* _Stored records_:
(begin)
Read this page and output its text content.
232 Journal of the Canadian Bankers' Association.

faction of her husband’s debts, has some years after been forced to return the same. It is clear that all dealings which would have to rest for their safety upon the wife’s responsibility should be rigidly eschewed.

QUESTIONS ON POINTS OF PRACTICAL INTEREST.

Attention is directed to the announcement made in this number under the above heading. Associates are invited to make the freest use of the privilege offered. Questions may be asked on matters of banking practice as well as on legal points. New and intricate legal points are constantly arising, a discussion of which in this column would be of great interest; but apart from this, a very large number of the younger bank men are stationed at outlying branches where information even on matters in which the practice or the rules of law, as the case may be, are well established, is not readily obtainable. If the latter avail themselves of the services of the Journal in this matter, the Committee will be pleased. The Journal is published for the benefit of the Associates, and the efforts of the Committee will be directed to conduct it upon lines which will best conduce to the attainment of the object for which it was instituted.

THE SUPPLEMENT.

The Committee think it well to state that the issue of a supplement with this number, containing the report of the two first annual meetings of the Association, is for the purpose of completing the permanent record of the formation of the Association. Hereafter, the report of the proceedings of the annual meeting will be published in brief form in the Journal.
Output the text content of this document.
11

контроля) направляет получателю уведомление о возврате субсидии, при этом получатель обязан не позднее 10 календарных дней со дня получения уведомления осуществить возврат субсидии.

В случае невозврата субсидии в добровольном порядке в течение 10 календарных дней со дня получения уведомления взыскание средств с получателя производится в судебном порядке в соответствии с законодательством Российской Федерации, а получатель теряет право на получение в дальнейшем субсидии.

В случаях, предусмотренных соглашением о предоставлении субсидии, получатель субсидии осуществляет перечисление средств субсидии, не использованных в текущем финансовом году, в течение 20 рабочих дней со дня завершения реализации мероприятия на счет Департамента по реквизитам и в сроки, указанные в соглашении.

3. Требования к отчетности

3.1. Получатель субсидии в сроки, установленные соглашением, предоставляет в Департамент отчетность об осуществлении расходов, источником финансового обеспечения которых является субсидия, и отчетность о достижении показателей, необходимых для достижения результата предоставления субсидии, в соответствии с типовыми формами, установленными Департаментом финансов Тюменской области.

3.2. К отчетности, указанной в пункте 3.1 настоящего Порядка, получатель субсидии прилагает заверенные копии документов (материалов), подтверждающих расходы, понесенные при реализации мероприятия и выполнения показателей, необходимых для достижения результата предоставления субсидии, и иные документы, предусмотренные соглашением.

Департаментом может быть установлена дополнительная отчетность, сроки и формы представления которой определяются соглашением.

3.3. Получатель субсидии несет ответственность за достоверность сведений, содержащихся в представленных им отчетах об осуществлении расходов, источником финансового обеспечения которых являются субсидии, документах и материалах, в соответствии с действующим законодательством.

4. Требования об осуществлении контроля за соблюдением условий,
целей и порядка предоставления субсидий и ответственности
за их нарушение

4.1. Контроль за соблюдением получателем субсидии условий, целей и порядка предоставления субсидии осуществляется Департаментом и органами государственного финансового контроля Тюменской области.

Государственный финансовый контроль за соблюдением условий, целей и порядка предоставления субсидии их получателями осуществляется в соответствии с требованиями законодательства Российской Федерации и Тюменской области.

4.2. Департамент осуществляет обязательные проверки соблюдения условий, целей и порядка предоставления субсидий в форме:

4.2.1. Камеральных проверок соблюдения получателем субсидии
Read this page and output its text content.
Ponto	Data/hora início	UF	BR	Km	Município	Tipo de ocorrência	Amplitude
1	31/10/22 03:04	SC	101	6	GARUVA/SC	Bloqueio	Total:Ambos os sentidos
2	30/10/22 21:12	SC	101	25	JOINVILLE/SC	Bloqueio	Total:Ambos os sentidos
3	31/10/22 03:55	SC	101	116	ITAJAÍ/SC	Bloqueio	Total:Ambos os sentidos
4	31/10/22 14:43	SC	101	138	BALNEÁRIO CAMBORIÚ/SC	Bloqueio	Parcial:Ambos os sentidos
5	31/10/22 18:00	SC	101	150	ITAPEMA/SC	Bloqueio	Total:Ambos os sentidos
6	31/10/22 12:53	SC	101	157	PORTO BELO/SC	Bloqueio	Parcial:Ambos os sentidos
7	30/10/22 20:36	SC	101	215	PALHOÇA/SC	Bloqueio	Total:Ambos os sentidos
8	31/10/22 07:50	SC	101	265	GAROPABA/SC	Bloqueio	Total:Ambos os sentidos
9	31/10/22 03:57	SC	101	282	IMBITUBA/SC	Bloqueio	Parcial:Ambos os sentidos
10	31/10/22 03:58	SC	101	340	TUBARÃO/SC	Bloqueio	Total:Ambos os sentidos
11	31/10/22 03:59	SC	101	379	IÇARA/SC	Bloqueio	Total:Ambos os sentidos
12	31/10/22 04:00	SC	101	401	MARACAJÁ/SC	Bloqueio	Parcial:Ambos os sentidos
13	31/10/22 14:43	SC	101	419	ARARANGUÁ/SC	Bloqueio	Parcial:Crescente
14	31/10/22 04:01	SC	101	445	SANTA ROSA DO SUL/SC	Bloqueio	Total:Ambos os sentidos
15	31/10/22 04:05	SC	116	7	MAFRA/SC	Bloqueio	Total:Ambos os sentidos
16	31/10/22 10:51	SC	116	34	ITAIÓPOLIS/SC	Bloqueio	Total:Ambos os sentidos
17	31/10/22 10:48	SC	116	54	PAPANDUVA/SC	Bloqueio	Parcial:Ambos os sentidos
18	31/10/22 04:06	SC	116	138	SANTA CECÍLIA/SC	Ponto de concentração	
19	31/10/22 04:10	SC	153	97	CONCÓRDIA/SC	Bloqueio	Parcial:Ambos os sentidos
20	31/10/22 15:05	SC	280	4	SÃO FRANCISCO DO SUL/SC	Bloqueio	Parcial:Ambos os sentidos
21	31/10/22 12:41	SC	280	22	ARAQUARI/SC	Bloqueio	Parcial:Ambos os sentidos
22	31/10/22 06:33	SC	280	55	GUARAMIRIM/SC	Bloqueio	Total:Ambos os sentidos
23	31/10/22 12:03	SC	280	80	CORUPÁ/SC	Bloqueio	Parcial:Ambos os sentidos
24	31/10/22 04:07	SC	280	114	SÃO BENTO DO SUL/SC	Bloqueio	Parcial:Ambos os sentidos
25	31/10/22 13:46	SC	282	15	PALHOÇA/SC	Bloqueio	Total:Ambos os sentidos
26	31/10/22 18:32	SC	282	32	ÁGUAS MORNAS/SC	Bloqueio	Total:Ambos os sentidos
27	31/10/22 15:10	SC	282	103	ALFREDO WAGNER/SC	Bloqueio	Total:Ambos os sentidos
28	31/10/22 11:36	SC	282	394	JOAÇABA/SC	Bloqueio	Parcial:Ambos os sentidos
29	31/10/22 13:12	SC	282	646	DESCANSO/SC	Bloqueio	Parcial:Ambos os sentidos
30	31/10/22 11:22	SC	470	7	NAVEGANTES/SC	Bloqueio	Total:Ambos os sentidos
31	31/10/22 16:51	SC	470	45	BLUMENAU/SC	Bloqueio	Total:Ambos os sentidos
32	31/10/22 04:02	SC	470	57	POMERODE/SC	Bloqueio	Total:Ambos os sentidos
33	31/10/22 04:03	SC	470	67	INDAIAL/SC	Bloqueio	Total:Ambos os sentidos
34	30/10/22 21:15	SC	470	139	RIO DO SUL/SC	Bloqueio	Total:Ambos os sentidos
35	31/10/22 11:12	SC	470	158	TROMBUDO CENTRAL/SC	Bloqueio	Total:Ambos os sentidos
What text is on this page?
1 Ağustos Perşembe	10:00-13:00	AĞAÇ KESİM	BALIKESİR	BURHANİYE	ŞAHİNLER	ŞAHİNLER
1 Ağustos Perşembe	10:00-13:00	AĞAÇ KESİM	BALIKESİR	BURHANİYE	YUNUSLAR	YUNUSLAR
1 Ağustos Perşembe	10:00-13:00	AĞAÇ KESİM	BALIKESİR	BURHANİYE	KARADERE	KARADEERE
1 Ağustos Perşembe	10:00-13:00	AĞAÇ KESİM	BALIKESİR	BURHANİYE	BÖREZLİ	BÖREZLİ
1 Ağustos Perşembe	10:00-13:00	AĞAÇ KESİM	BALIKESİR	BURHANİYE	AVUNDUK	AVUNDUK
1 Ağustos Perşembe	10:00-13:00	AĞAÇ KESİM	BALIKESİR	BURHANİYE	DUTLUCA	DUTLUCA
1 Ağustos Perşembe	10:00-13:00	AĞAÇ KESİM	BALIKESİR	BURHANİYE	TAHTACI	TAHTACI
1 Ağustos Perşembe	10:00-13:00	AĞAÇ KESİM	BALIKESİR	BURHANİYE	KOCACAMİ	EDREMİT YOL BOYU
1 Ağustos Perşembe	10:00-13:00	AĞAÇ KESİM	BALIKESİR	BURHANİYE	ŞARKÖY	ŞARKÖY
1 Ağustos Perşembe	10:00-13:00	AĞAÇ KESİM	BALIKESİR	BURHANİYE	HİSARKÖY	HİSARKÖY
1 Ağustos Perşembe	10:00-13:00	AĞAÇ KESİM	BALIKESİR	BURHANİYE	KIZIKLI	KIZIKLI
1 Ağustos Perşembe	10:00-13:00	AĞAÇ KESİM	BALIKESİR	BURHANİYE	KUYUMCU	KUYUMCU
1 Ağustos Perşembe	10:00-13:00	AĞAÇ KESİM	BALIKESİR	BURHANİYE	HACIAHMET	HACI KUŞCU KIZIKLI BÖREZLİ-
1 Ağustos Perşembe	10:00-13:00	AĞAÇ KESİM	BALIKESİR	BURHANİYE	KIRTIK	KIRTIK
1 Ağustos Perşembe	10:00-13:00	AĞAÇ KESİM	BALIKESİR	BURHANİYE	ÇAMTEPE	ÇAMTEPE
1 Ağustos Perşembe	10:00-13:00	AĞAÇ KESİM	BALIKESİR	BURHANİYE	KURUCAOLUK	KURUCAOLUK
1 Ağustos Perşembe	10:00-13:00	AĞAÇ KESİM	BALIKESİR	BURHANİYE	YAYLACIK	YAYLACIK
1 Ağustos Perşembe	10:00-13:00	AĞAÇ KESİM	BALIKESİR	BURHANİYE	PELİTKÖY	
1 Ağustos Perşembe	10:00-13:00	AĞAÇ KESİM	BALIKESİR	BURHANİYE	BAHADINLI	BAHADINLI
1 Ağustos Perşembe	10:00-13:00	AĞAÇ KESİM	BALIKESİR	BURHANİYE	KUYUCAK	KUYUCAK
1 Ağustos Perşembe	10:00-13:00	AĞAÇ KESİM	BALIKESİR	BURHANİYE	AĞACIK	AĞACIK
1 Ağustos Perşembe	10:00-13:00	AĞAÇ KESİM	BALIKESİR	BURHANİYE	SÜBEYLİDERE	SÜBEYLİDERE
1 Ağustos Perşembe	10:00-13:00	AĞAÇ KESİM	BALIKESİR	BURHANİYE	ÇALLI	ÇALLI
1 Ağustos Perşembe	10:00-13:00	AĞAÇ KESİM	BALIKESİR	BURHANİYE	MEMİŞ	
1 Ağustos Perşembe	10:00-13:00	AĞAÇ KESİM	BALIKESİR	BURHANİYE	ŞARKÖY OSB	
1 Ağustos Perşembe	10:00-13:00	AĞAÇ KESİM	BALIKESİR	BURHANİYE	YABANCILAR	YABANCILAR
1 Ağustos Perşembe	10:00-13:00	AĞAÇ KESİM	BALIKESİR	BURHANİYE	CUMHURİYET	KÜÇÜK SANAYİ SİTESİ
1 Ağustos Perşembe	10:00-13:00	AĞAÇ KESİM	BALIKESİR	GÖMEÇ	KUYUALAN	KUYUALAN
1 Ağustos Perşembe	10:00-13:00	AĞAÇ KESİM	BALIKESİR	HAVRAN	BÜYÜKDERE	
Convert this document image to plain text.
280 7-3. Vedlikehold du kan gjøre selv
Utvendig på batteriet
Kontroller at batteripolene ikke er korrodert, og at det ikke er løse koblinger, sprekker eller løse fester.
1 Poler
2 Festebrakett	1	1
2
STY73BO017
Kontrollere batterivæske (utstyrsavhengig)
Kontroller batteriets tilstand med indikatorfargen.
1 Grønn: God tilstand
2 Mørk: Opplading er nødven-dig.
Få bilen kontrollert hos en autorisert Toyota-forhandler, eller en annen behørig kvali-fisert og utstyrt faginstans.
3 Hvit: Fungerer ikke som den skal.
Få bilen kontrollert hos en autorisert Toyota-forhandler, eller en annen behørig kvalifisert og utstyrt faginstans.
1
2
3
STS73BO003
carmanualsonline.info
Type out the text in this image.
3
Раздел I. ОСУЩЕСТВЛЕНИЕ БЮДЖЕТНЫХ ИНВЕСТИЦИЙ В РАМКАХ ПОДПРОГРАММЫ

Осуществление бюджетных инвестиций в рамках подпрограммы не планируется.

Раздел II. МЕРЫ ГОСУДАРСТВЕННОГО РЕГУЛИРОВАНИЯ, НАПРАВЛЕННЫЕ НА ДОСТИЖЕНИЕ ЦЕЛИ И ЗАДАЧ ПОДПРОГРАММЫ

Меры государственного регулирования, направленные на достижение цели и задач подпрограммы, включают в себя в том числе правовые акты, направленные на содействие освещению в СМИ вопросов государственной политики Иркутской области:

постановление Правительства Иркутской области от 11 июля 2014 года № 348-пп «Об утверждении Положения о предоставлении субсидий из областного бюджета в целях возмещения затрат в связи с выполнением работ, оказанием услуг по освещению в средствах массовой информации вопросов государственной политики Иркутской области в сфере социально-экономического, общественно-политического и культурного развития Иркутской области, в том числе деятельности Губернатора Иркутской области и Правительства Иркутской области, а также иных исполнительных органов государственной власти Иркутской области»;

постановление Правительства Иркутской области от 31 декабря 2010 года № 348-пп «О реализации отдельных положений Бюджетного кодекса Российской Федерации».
(end)
* _Work to be completed_:
Read the entries above, then pull out the lines that include "источником".

* _Response below_:
3.1. Получатель субсидии в сроки, установленные соглашением, предоставляет в Департамент отчетность об осуществлении расходов, источником финансового обеспечения которых является субсидия, и отчетность о достижении показателей, необходимых для достижения результата предоставления субсидии, в соответствии с типовыми формами, установленными Департаментом финансов Тюменской области.
3.3. Получатель субсидии несет ответственность за достоверность сведений, содержащихся в представленных им отчетах об осуществлении расходов, источником финансового обеспечения которых являются субсидии, документах и материалах, в соответствии с действующим законодательством.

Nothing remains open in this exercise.